(Figure dataset records)
════════

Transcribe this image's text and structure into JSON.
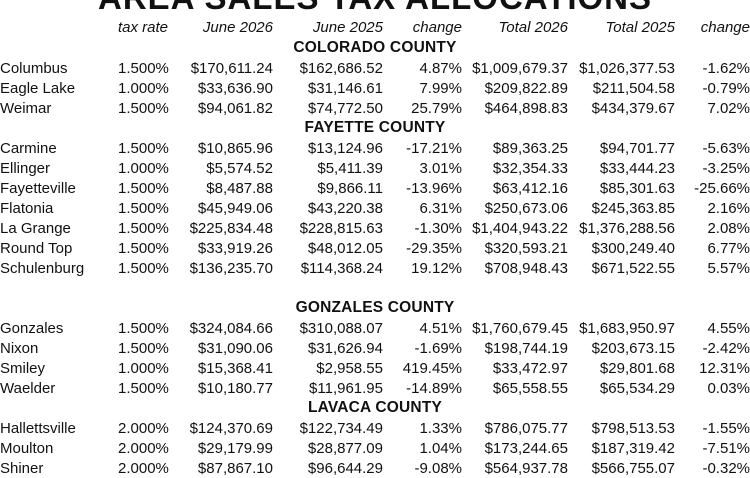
{
  "title": "AREA SALES TAX ALLOCATIONS",
  "headers": {
    "rate": "tax rate",
    "june_2026": "June 2026",
    "june_2025": "June 2025",
    "change": "change",
    "total_2026": "Total 2026",
    "total_2025": "Total 2025",
    "change_total": "change"
  },
  "counties": [
    {
      "name": "COLORADO COUNTY",
      "rows": [
        {
          "city": "Columbus",
          "rate": "1.500%",
          "june_2026": "$170,611.24",
          "june_2025": "$162,686.52",
          "change": "4.87%",
          "total_2026": "$1,009,679.37",
          "total_2025": "$1,026,377.53",
          "change_total": "-1.62%"
        },
        {
          "city": "Eagle Lake",
          "rate": "1.000%",
          "june_2026": "$33,636.90",
          "june_2025": "$31,146.61",
          "change": "7.99%",
          "total_2026": "$209,822.89",
          "total_2025": "$211,504.58",
          "change_total": "-0.79%"
        },
        {
          "city": "Weimar",
          "rate": "1.500%",
          "june_2026": "$94,061.82",
          "june_2025": "$74,772.50",
          "change": "25.79%",
          "total_2026": "$464,898.83",
          "total_2025": "$434,379.67",
          "change_total": "7.02%"
        }
      ]
    },
    {
      "name": "FAYETTE COUNTY",
      "rows": [
        {
          "city": "Carmine",
          "rate": "1.500%",
          "june_2026": "$10,865.96",
          "june_2025": "$13,124.96",
          "change": "-17.21%",
          "total_2026": "$89,363.25",
          "total_2025": "$94,701.77",
          "change_total": "-5.63%"
        },
        {
          "city": "Ellinger",
          "rate": "1.000%",
          "june_2026": "$5,574.52",
          "june_2025": "$5,411.39",
          "change": "3.01%",
          "total_2026": "$32,354.33",
          "total_2025": "$33,444.23",
          "change_total": "-3.25%"
        },
        {
          "city": "Fayetteville",
          "rate": "1.500%",
          "june_2026": "$8,487.88",
          "june_2025": "$9,866.11",
          "change": "-13.96%",
          "total_2026": "$63,412.16",
          "total_2025": "$85,301.63",
          "change_total": "-25.66%"
        },
        {
          "city": "Flatonia",
          "rate": "1.500%",
          "june_2026": "$45,949.06",
          "june_2025": "$43,220.38",
          "change": "6.31%",
          "total_2026": "$250,673.06",
          "total_2025": "$245,363.85",
          "change_total": "2.16%"
        },
        {
          "city": "La Grange",
          "rate": "1.500%",
          "june_2026": "$225,834.48",
          "june_2025": "$228,815.63",
          "change": "-1.30%",
          "total_2026": "$1,404,943.22",
          "total_2025": "$1,376,288.56",
          "change_total": "2.08%"
        },
        {
          "city": "Round Top",
          "rate": "1.500%",
          "june_2026": "$33,919.26",
          "june_2025": "$48,012.05",
          "change": "-29.35%",
          "total_2026": "$320,593.21",
          "total_2025": "$300,249.40",
          "change_total": "6.77%"
        },
        {
          "city": "Schulenburg",
          "rate": "1.500%",
          "june_2026": "$136,235.70",
          "june_2025": "$114,368.24",
          "change": "19.12%",
          "total_2026": "$708,948.43",
          "total_2025": "$671,522.55",
          "change_total": "5.57%"
        }
      ]
    },
    {
      "name": "GONZALES COUNTY",
      "rows": [
        {
          "city": "Gonzales",
          "rate": "1.500%",
          "june_2026": "$324,084.66",
          "june_2025": "$310,088.07",
          "change": "4.51%",
          "total_2026": "$1,760,679.45",
          "total_2025": "$1,683,950.97",
          "change_total": "4.55%"
        },
        {
          "city": "Nixon",
          "rate": "1.500%",
          "june_2026": "$31,090.06",
          "june_2025": "$31,626.94",
          "change": "-1.69%",
          "total_2026": "$198,744.19",
          "total_2025": "$203,673.15",
          "change_total": "-2.42%"
        },
        {
          "city": "Smiley",
          "rate": "1.000%",
          "june_2026": "$15,368.41",
          "june_2025": "$2,958.55",
          "change": "419.45%",
          "total_2026": "$33,472.97",
          "total_2025": "$29,801.68",
          "change_total": "12.31%"
        },
        {
          "city": "Waelder",
          "rate": "1.500%",
          "june_2026": "$10,180.77",
          "june_2025": "$11,961.95",
          "change": "-14.89%",
          "total_2026": "$65,558.55",
          "total_2025": "$65,534.29",
          "change_total": "0.03%"
        }
      ]
    },
    {
      "name": "LAVACA COUNTY",
      "rows": [
        {
          "city": "Hallettsville",
          "rate": "2.000%",
          "june_2026": "$124,370.69",
          "june_2025": "$122,734.49",
          "change": "1.33%",
          "total_2026": "$786,075.77",
          "total_2025": "$798,513.53",
          "change_total": "-1.55%"
        },
        {
          "city": "Moulton",
          "rate": "2.000%",
          "june_2026": "$29,179.99",
          "june_2025": "$28,877.09",
          "change": "1.04%",
          "total_2026": "$173,244.65",
          "total_2025": "$187,319.42",
          "change_total": "-7.51%"
        },
        {
          "city": "Shiner",
          "rate": "2.000%",
          "june_2026": "$87,867.10",
          "june_2025": "$96,644.29",
          "change": "-9.08%",
          "total_2026": "$564,937.78",
          "total_2025": "$566,755.07",
          "change_total": "-0.32%"
        }
      ]
    }
  ]
}
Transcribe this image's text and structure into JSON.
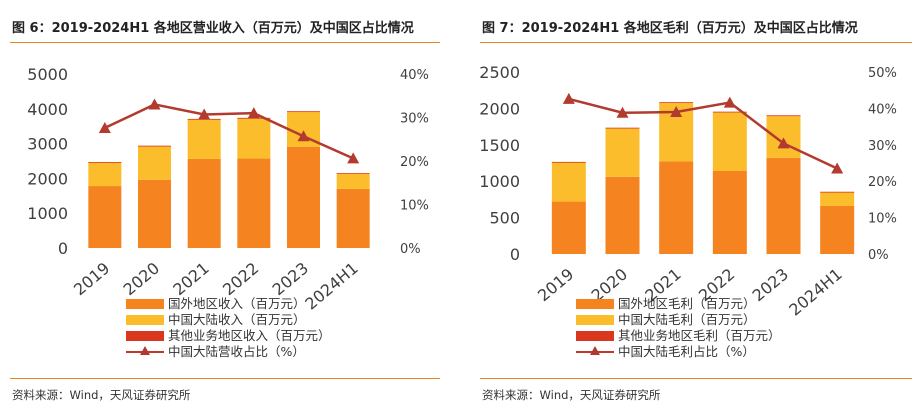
{
  "colors": {
    "overseas": "#f5831f",
    "mainland": "#fbbd2c",
    "other": "#d9381e",
    "ratio_line": "#b23a2e",
    "accent_rule": "#e08a1e"
  },
  "charts": [
    {
      "title": "图 6：2019-2024H1 各地区营业收入（百万元）及中国区占比情况",
      "source": "资料来源：Wind，天风证券研究所",
      "legend": [
        "国外地区收入（百万元）",
        "中国大陆收入（百万元）",
        "其他业务地区收入（百万元）",
        "中国大陆营收占比（%）"
      ]
    },
    {
      "title": "图 7：2019-2024H1 各地区毛利（百万元）及中国区占比情况",
      "source": "资料来源：Wind，天风证券研究所",
      "legend": [
        "国外地区毛利（百万元）",
        "中国大陆毛利（百万元）",
        "其他业务地区毛利（百万元）",
        "中国大陆毛利占比（%）"
      ]
    }
  ],
  "chart_data": [
    {
      "type": "bar",
      "stacked": true,
      "title": "图 6：2019-2024H1 各地区营业收入（百万元）及中国区占比情况",
      "categories": [
        "2019",
        "2020",
        "2021",
        "2022",
        "2023",
        "2024H1"
      ],
      "series": [
        {
          "name": "国外地区收入（百万元）",
          "values": [
            1780,
            1960,
            2560,
            2570,
            2910,
            1700
          ],
          "axis": "left"
        },
        {
          "name": "中国大陆收入（百万元）",
          "values": [
            680,
            970,
            1140,
            1160,
            1010,
            440
          ],
          "axis": "left"
        },
        {
          "name": "其他业务地区收入（百万元）",
          "values": [
            10,
            10,
            10,
            10,
            10,
            10
          ],
          "axis": "left"
        },
        {
          "name": "中国大陆营收占比（%）",
          "type": "line",
          "values": [
            27.6,
            33.0,
            30.7,
            31.0,
            25.7,
            20.6
          ],
          "axis": "right"
        }
      ],
      "y_left": {
        "ticks": [
          0,
          1000,
          2000,
          3000,
          4000,
          5000
        ],
        "labels": [
          "0",
          "1000",
          "2000",
          "3000",
          "4000",
          "5000"
        ],
        "ylim": [
          0,
          5000
        ]
      },
      "y_right": {
        "ticks": [
          0,
          10,
          20,
          30,
          40
        ],
        "labels": [
          "0%",
          "10%",
          "20%",
          "30%",
          "40%"
        ],
        "ylim": [
          0,
          40
        ]
      },
      "grid": false,
      "legend_position": "bottom"
    },
    {
      "type": "bar",
      "stacked": true,
      "title": "图 7：2019-2024H1 各地区毛利（百万元）及中国区占比情况",
      "categories": [
        "2019",
        "2020",
        "2021",
        "2022",
        "2023",
        "2024H1"
      ],
      "series": [
        {
          "name": "国外地区毛利（百万元）",
          "values": [
            720,
            1060,
            1270,
            1140,
            1320,
            660
          ],
          "axis": "left"
        },
        {
          "name": "中国大陆毛利（百万元）",
          "values": [
            540,
            670,
            810,
            810,
            580,
            190
          ],
          "axis": "left"
        },
        {
          "name": "其他业务地区毛利（百万元）",
          "values": [
            5,
            5,
            5,
            5,
            5,
            5
          ],
          "axis": "left"
        },
        {
          "name": "中国大陆毛利占比（%）",
          "type": "line",
          "values": [
            42.6,
            38.8,
            39.0,
            41.6,
            30.4,
            23.5
          ],
          "axis": "right"
        }
      ],
      "y_left": {
        "ticks": [
          0,
          500,
          1000,
          1500,
          2000,
          2500
        ],
        "labels": [
          "0",
          "500",
          "1000",
          "1500",
          "2000",
          "2500"
        ],
        "ylim": [
          0,
          2500
        ]
      },
      "y_right": {
        "ticks": [
          0,
          10,
          20,
          30,
          40,
          50
        ],
        "labels": [
          "0%",
          "10%",
          "20%",
          "30%",
          "40%",
          "50%"
        ],
        "ylim": [
          0,
          50
        ]
      },
      "grid": false,
      "legend_position": "bottom"
    }
  ]
}
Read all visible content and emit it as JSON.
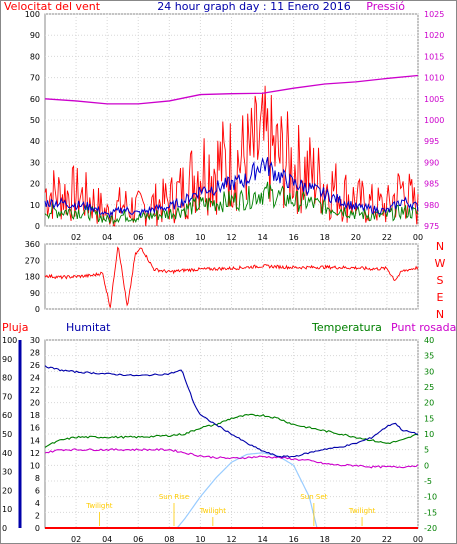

════════

- **Directions for this task**: From the listing above, pick out every line containing "COUNTY".

- **Finished exercise**:
      "name": "COLORADO COUNTY",
      "name": "FAYETTE COUNTY",
      "name": "GONZALES COUNTY",
      "name": "LAVACA COUNTY",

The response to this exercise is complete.